#### Data listing:
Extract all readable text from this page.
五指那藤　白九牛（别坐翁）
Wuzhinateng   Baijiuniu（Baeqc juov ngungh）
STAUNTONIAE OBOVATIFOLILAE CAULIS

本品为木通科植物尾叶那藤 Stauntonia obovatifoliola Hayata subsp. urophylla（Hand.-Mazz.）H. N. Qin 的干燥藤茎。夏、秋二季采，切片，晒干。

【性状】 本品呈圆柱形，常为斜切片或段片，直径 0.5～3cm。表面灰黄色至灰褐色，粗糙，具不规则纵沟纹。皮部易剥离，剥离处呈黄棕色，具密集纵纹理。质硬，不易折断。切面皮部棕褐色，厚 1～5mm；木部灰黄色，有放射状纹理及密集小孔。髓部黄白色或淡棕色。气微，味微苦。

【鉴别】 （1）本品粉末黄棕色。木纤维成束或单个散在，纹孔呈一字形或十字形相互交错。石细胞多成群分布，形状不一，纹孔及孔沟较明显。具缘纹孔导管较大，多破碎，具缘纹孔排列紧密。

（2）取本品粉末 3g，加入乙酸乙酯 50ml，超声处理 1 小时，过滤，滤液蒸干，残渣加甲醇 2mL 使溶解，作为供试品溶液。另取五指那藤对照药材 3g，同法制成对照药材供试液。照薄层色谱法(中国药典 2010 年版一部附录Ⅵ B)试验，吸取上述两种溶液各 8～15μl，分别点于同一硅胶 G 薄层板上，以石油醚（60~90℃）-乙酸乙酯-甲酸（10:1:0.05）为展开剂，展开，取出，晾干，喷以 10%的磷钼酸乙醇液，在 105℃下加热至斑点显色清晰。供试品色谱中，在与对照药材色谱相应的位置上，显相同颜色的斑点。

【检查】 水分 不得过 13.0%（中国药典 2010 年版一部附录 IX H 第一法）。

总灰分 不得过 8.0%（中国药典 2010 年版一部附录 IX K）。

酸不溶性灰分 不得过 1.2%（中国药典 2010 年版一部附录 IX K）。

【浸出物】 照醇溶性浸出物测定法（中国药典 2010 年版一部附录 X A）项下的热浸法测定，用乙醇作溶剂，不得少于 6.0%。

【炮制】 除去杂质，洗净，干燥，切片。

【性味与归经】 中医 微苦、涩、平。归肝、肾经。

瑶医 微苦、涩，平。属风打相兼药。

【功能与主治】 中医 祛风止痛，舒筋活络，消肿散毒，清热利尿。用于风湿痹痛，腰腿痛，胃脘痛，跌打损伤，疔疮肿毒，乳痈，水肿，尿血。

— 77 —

#### Exercise requirements:
Each record above should be returned exactly as it appears.

#### Answer to this problem:
Extract all readable text from this page.
五指那藤　白九牛（别坐翁）
Wuzhinateng   Baijiuniu（Baeqc juov ngungh）
STAUNTONIAE OBOVATIFOLILAE CAULIS

本品为木通科植物尾叶那藤 Stauntonia obovatifoliola Hayata subsp. urophylla（Hand.-Mazz.）H. N. Qin 的干燥藤茎。夏、秋二季采，切片，晒干。

【性状】 本品呈圆柱形，常为斜切片或段片，直径 0.5～3cm。表面灰黄色至灰褐色，粗糙，具不规则纵沟纹。皮部易剥离，剥离处呈黄棕色，具密集纵纹理。质硬，不易折断。切面皮部棕褐色，厚 1～5mm；木部灰黄色，有放射状纹理及密集小孔。髓部黄白色或淡棕色。气微，味微苦。

【鉴别】 （1）本品粉末黄棕色。木纤维成束或单个散在，纹孔呈一字形或十字形相互交错。石细胞多成群分布，形状不一，纹孔及孔沟较明显。具缘纹孔导管较大，多破碎，具缘纹孔排列紧密。

（2）取本品粉末 3g，加入乙酸乙酯 50ml，超声处理 1 小时，过滤，滤液蒸干，残渣加甲醇 2mL 使溶解，作为供试品溶液。另取五指那藤对照药材 3g，同法制成对照药材供试液。照薄层色谱法(中国药典 2010 年版一部附录Ⅵ B)试验，吸取上述两种溶液各 8～15μl，分别点于同一硅胶 G 薄层板上，以石油醚（60~90℃）-乙酸乙酯-甲酸（10:1:0.05）为展开剂，展开，取出，晾干，喷以 10%的磷钼酸乙醇液，在 105℃下加热至斑点显色清晰。供试品色谱中，在与对照药材色谱相应的位置上，显相同颜色的斑点。

【检查】 水分 不得过 13.0%（中国药典 2010 年版一部附录 IX H 第一法）。

总灰分 不得过 8.0%（中国药典 2010 年版一部附录 IX K）。

酸不溶性灰分 不得过 1.2%（中国药典 2010 年版一部附录 IX K）。

【浸出物】 照醇溶性浸出物测定法（中国药典 2010 年版一部附录 X A）项下的热浸法测定，用乙醇作溶剂，不得少于 6.0%。

【炮制】 除去杂质，洗净，干燥，切片。

【性味与归经】 中医 微苦、涩、平。归肝、肾经。

瑶医 微苦、涩，平。属风打相兼药。

【功能与主治】 中医 祛风止痛，舒筋活络，消肿散毒，清热利尿。用于风湿痹痛，腰腿痛，胃脘痛，跌打损伤，疔疮肿毒，乳痈，水肿，尿血。

— 77 —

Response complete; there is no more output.